• _Directions for this task_
In the entries below, start at the line containing "staticText: -8% (1012, 475, 1059, 512)" and stop after the line containing "staticText: 两市成交额： (726, 719, 942, 764)". Render only those lines as a numbered list and leave out any blank lines.

+++++

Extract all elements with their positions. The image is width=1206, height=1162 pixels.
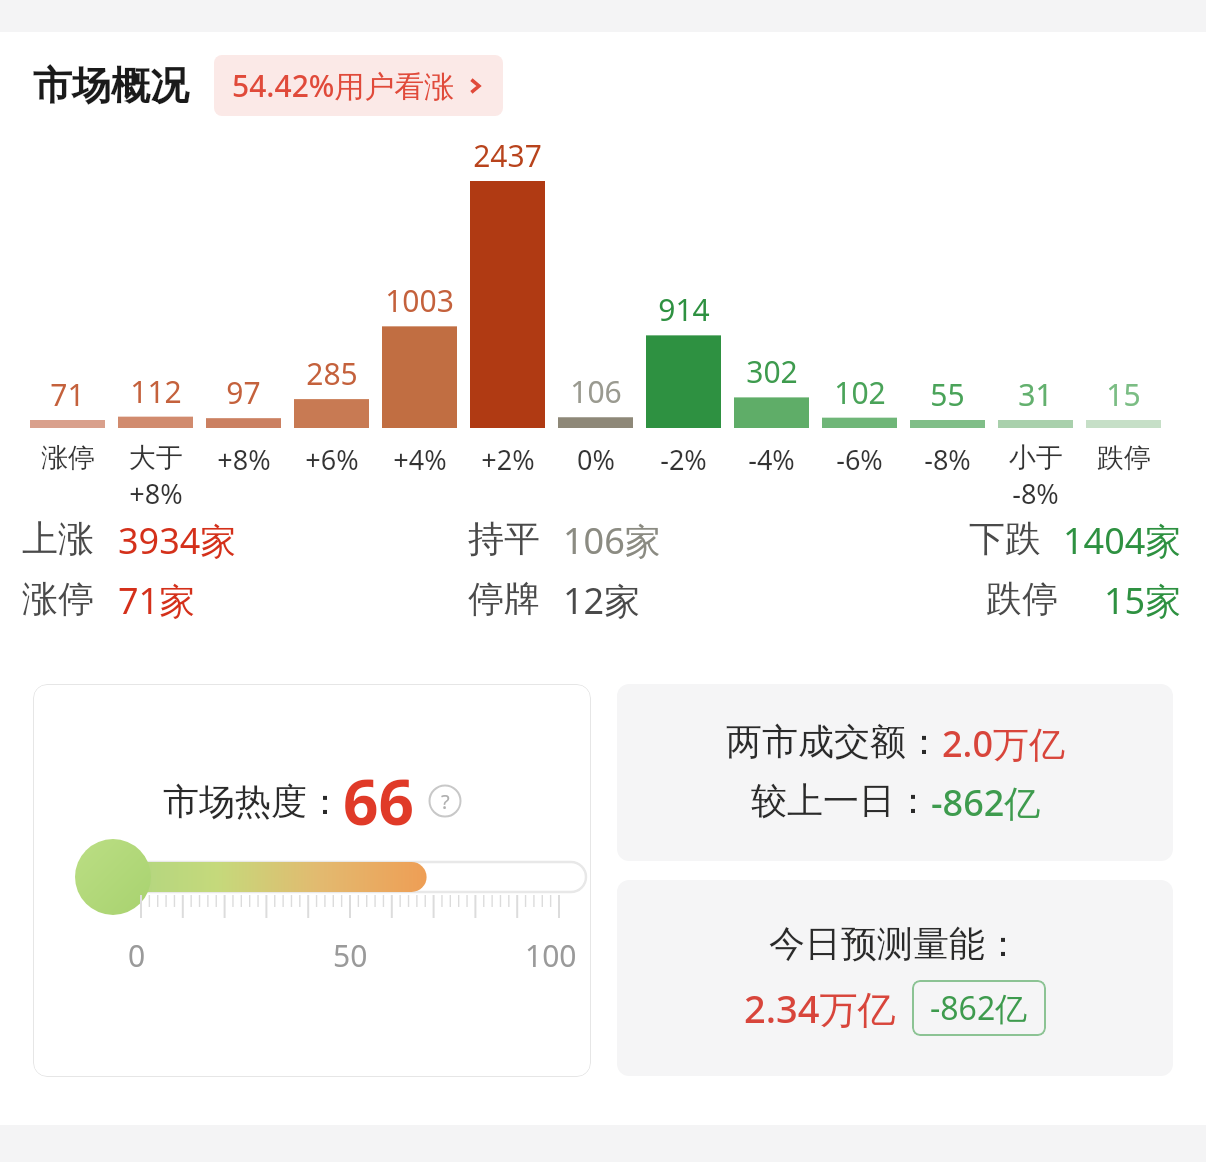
staticText: -8% (1012, 475, 1059, 512)
staticText: 0% (577, 441, 615, 478)
staticText: 54.42%用户看涨 (232, 65, 455, 106)
staticText: 大于 (129, 441, 183, 475)
staticText: 1404家 (1063, 516, 1182, 564)
staticText: 跌停 (986, 576, 1058, 621)
staticText: +8% (217, 441, 271, 478)
staticText: 市场热度： (163, 779, 343, 824)
staticText: 15 (1106, 374, 1141, 415)
staticText: 3934家 (118, 516, 237, 564)
staticText: -2% (660, 441, 707, 478)
staticText: +8% (129, 475, 183, 512)
button[interactable]: 今日预测量能： (617, 880, 1173, 1076)
staticText: +6% (305, 441, 359, 478)
staticText: 两市成交额： (726, 719, 942, 764)
staticText: 15家 (1104, 576, 1182, 624)
staticText: 今日预测量能： (769, 921, 1021, 966)
staticText: -6% (836, 441, 883, 478)
button[interactable]: 市场热度： (33, 684, 591, 1077)
staticText: 102 (834, 372, 886, 413)
staticText: 285 (306, 353, 358, 394)
staticText: 106 (570, 371, 622, 412)
staticText: 0 (128, 935, 146, 976)
staticText: 上涨 (22, 516, 94, 561)
button[interactable]: 帮助 (428, 784, 462, 818)
staticText: 71家 (118, 576, 196, 624)
staticText: +4% (393, 441, 447, 478)
staticText: -8% (924, 441, 971, 478)
staticText: 跌停 (1097, 441, 1151, 475)
staticText: 2.34万亿 (744, 982, 896, 1034)
staticText: 106家 (563, 516, 661, 564)
staticText: 12家 (563, 576, 641, 624)
staticText: 66 (343, 759, 414, 843)
staticText: 914 (658, 289, 710, 330)
staticText: 1003 (385, 280, 454, 321)
staticText: 31 (1018, 374, 1053, 415)
staticText: -862亿 (931, 778, 1041, 827)
staticText: 97 (226, 372, 261, 413)
button[interactable]: 两市成交额： (617, 684, 1173, 861)
staticText: 71 (50, 374, 85, 415)
staticText: 持平 (468, 516, 540, 561)
staticText: -862亿 (930, 986, 1028, 1030)
staticText: 100 (525, 935, 577, 976)
staticText: 2437 (473, 135, 542, 176)
staticText: 涨停 (41, 441, 95, 475)
staticText: 较上一日： (751, 778, 931, 823)
staticText: 302 (746, 351, 798, 392)
staticText: 小于 (1009, 441, 1063, 475)
staticText: 停牌 (468, 576, 540, 621)
staticText: 50 (333, 935, 368, 976)
button[interactable]: 54.42%用户看涨 (214, 55, 503, 116)
staticText: +2% (481, 441, 535, 478)
staticText: 涨停 (22, 576, 94, 621)
staticText: 55 (930, 374, 965, 415)
staticText: -4% (748, 441, 795, 478)
staticText: 112 (130, 371, 182, 412)
staticText: 下跌 (969, 516, 1041, 561)
staticText: 市场概况 (33, 61, 189, 110)
staticText: 2.0万亿 (942, 719, 1065, 768)
staticText: ? (441, 788, 450, 815)
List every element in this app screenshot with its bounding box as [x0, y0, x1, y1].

+++++

• _Reply to the exercise_
1. staticText: -8% (1012, 475, 1059, 512)
2. staticText: 0% (577, 441, 615, 478)
3. staticText: 54.42%用户看涨 (232, 65, 455, 106)
4. staticText: 大于 (129, 441, 183, 475)
5. staticText: 1404家 (1063, 516, 1182, 564)
6. staticText: 跌停 (986, 576, 1058, 621)
7. staticText: +8% (217, 441, 271, 478)
8. staticText: 市场热度： (163, 779, 343, 824)
9. staticText: 15 (1106, 374, 1141, 415)
10. staticText: 3934家 (118, 516, 237, 564)
11. staticText: -2% (660, 441, 707, 478)
12. staticText: +8% (129, 475, 183, 512)
13. button[interactable]: 今日预测量能： (617, 880, 1173, 1076)
14. staticText: +6% (305, 441, 359, 478)
15. staticText: 两市成交额： (726, 719, 942, 764)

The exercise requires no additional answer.